Do this: Check each line of the entries below for the string "complete"; copy every line where it appears.

(Stored records)
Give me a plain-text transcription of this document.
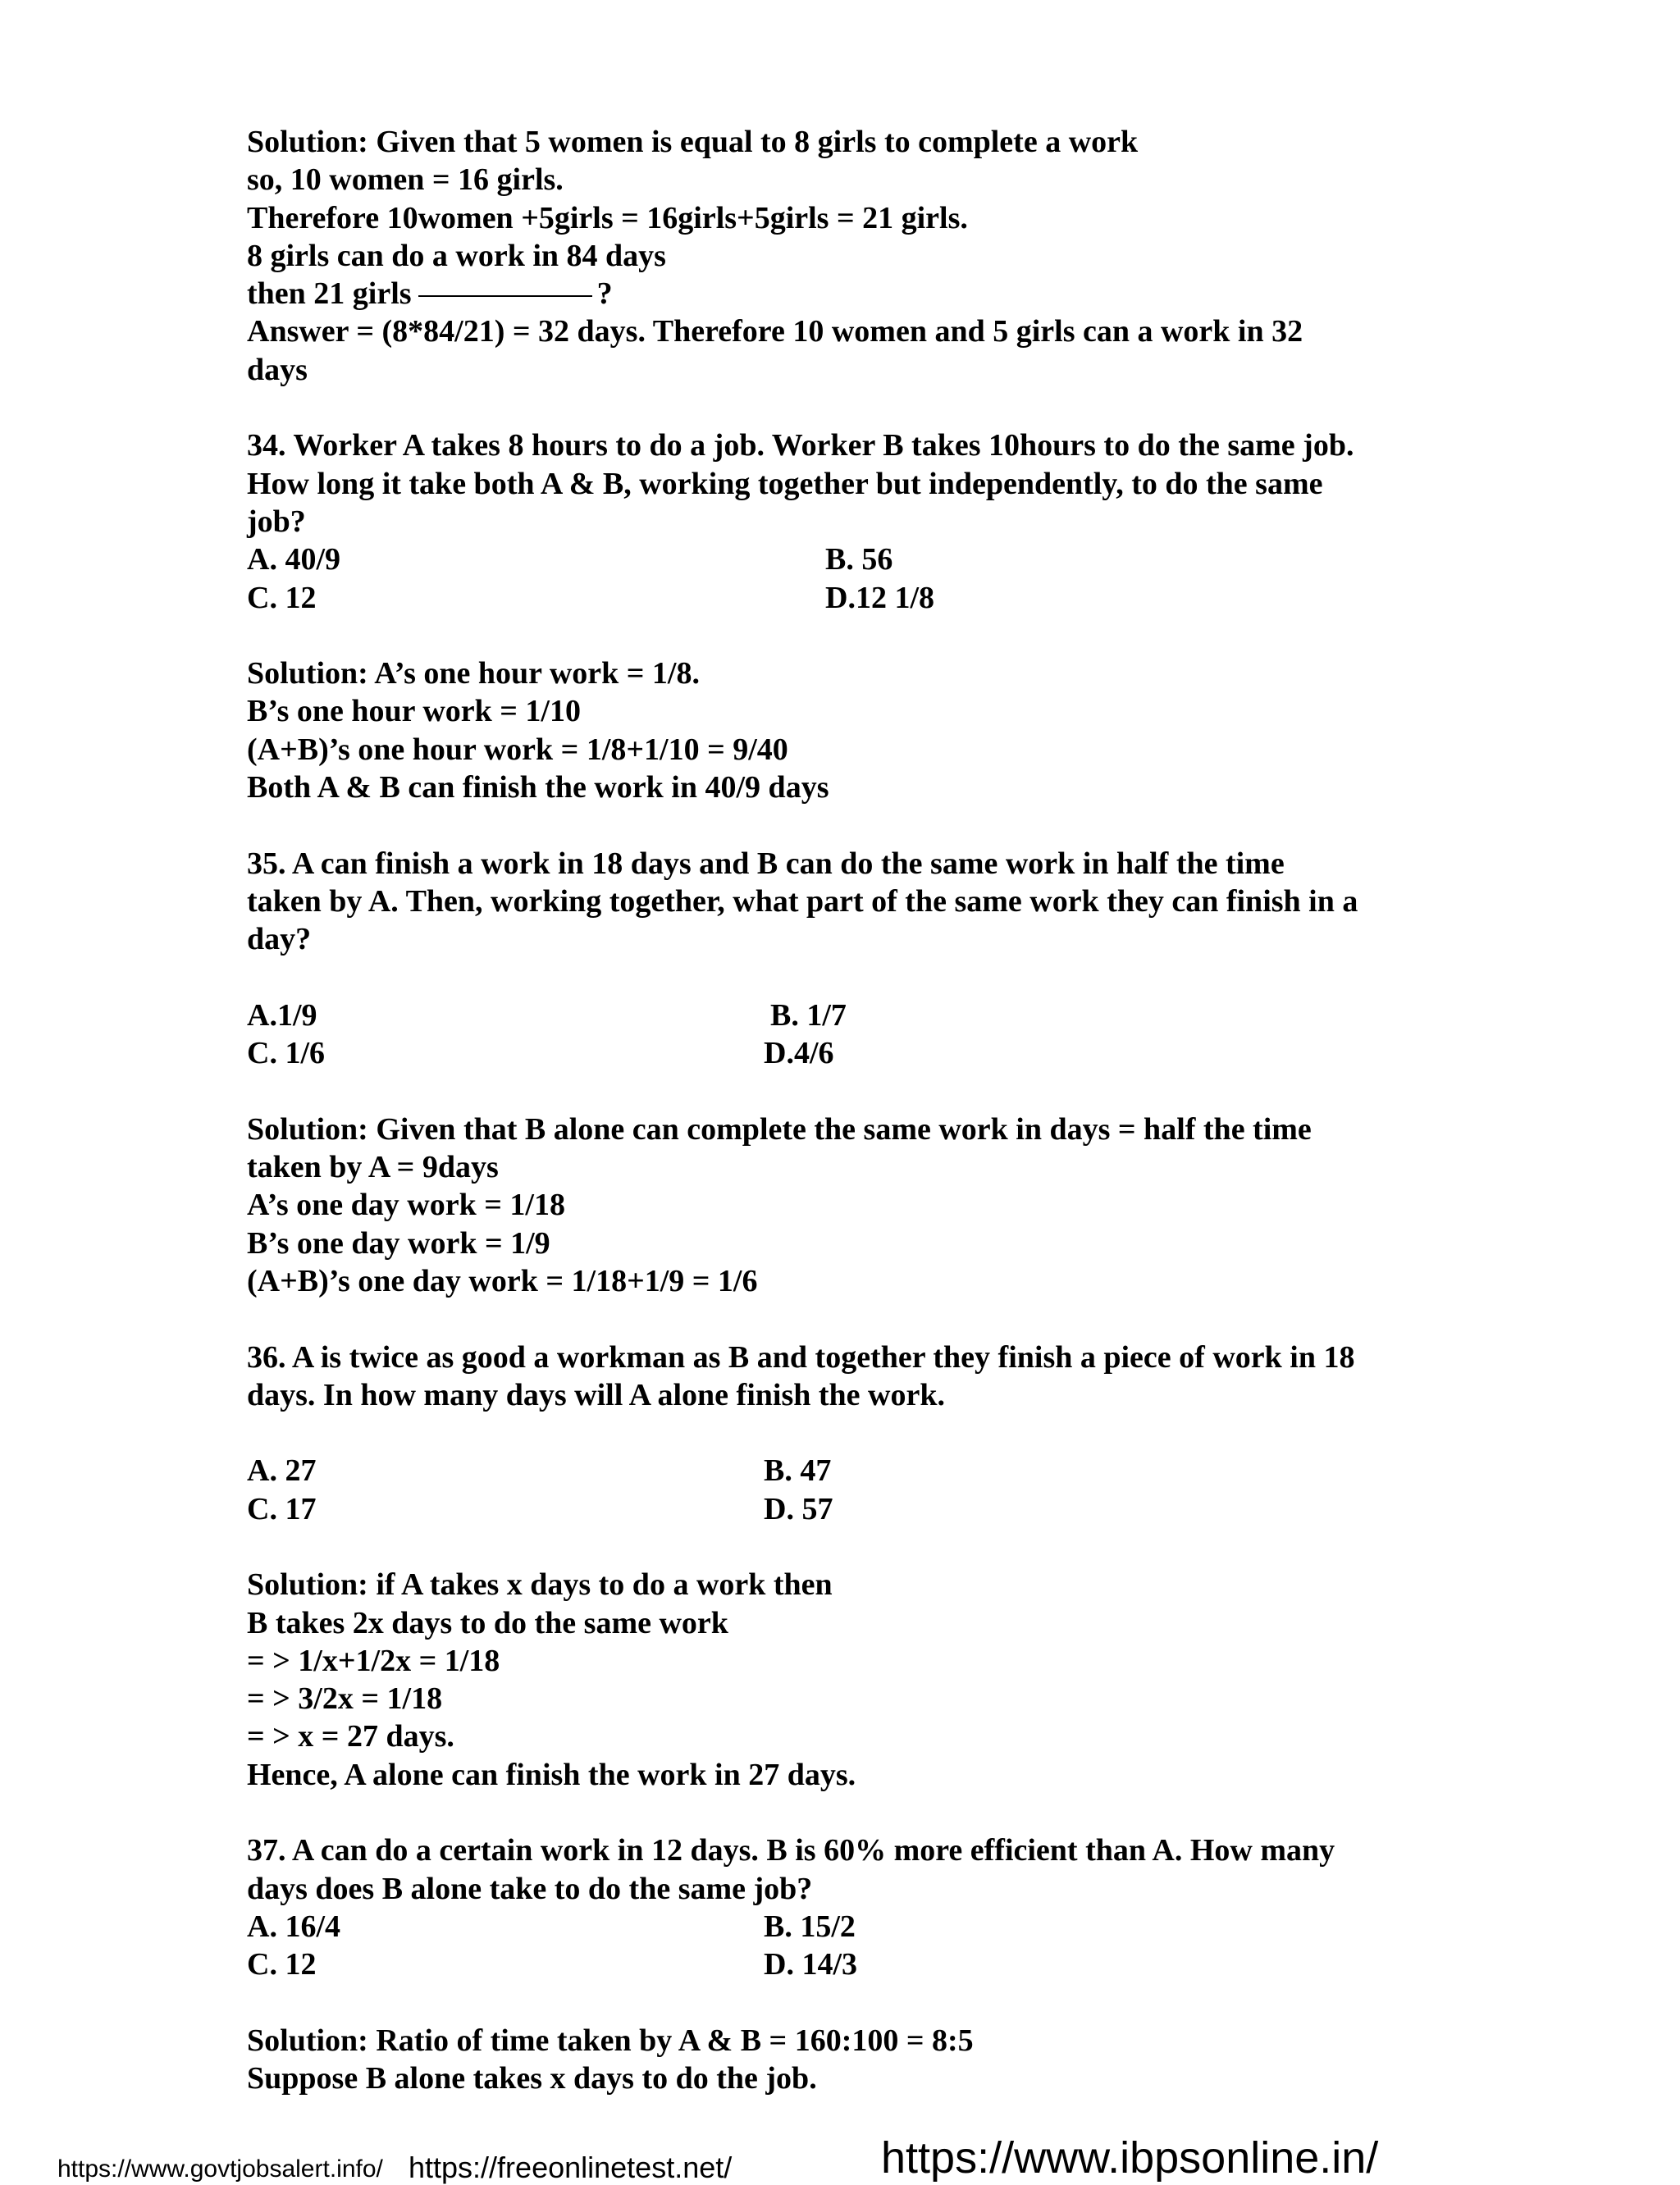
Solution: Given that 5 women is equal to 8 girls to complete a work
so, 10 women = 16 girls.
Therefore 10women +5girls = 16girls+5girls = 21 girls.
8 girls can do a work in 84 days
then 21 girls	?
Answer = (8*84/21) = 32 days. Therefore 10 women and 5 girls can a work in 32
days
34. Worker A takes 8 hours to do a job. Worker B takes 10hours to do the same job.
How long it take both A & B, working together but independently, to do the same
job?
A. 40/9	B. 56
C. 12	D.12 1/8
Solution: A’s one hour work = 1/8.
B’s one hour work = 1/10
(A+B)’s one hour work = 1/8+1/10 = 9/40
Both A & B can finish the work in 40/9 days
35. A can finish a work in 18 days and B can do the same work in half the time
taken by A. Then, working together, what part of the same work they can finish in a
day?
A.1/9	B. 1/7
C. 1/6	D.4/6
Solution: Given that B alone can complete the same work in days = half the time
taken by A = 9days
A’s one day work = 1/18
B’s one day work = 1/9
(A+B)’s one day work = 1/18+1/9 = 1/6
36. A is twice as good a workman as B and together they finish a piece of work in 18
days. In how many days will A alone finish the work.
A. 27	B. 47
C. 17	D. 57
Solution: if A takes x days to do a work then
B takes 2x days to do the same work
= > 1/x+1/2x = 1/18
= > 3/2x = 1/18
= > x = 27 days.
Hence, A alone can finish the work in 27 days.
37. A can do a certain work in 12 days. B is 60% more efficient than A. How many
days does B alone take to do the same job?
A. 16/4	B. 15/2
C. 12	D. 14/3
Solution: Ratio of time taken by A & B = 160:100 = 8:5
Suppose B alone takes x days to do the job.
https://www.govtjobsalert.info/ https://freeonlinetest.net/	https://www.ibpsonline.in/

Solution for this problem:
Solution: Given that 5 women is equal to 8 girls to complete a work
Solution: Given that B alone can complete the same work in days = half the time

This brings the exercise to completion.